- _Task details_: Check every line of the entries that follow, and copy the ones containing "персонал".

- _Task input_:

* * *

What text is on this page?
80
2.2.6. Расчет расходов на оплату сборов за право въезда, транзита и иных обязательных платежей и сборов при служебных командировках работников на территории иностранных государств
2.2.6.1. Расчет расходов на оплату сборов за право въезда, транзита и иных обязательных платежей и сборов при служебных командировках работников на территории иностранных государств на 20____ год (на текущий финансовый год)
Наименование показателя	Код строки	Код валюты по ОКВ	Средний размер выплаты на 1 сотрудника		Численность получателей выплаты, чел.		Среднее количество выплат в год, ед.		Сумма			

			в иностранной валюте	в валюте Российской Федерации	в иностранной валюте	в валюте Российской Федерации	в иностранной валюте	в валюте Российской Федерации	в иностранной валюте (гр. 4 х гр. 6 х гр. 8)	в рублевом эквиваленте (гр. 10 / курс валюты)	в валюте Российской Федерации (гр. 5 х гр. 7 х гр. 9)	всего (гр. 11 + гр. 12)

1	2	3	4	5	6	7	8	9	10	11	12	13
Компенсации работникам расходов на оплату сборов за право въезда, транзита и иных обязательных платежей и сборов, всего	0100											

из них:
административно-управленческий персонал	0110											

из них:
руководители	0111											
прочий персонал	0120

* * *

- _Written reply_:
административно-управленческий персонал	0110											
прочий персонал	0120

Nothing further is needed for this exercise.